**WHAT THE TASK REQUIRES**
Give all of the lines again, with nothing added or dropped.

* START PROVIDED DATA *

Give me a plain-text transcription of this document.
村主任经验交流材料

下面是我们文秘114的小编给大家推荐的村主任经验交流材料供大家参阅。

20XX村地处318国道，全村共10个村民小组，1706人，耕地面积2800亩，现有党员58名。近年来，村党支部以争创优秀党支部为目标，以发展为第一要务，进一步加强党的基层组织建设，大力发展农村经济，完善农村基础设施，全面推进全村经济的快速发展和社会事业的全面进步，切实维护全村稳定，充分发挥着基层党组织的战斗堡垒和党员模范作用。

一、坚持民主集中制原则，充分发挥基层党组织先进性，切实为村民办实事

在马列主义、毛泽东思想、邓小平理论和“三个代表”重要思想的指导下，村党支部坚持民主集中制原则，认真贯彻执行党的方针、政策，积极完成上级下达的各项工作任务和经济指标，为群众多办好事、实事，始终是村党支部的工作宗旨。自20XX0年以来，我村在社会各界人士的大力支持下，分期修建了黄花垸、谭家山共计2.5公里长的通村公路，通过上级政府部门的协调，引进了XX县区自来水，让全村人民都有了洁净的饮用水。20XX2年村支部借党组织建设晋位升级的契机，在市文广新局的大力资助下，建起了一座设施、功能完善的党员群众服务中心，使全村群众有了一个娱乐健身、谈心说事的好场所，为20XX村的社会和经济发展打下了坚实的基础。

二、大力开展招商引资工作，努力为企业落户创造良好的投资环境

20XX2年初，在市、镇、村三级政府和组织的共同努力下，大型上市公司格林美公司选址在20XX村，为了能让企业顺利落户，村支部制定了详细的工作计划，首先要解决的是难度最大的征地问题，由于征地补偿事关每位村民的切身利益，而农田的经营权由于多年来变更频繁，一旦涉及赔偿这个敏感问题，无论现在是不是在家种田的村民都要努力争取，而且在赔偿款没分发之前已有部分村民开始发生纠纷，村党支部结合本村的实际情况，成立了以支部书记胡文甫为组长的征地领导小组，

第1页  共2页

* END PROVIDED DATA *

**RESULT OF THE EXERCISE**
Give me a plain-text transcription of this document.
村主任经验交流材料

下面是我们文秘114的小编给大家推荐的村主任经验交流材料供大家参阅。

20XX村地处318国道，全村共10个村民小组，1706人，耕地面积2800亩，现有党员58名。近年来，村党支部以争创优秀党支部为目标，以发展为第一要务，进一步加强党的基层组织建设，大力发展农村经济，完善农村基础设施，全面推进全村经济的快速发展和社会事业的全面进步，切实维护全村稳定，充分发挥着基层党组织的战斗堡垒和党员模范作用。

一、坚持民主集中制原则，充分发挥基层党组织先进性，切实为村民办实事

在马列主义、毛泽东思想、邓小平理论和“三个代表”重要思想的指导下，村党支部坚持民主集中制原则，认真贯彻执行党的方针、政策，积极完成上级下达的各项工作任务和经济指标，为群众多办好事、实事，始终是村党支部的工作宗旨。自20XX0年以来，我村在社会各界人士的大力支持下，分期修建了黄花垸、谭家山共计2.5公里长的通村公路，通过上级政府部门的协调，引进了XX县区自来水，让全村人民都有了洁净的饮用水。20XX2年村支部借党组织建设晋位升级的契机，在市文广新局的大力资助下，建起了一座设施、功能完善的党员群众服务中心，使全村群众有了一个娱乐健身、谈心说事的好场所，为20XX村的社会和经济发展打下了坚实的基础。

二、大力开展招商引资工作，努力为企业落户创造良好的投资环境

20XX2年初，在市、镇、村三级政府和组织的共同努力下，大型上市公司格林美公司选址在20XX村，为了能让企业顺利落户，村支部制定了详细的工作计划，首先要解决的是难度最大的征地问题，由于征地补偿事关每位村民的切身利益，而农田的经营权由于多年来变更频繁，一旦涉及赔偿这个敏感问题，无论现在是不是在家种田的村民都要努力争取，而且在赔偿款没分发之前已有部分村民开始发生纠纷，村党支部结合本村的实际情况，成立了以支部书记胡文甫为组长的征地领导小组，

第1页  共2页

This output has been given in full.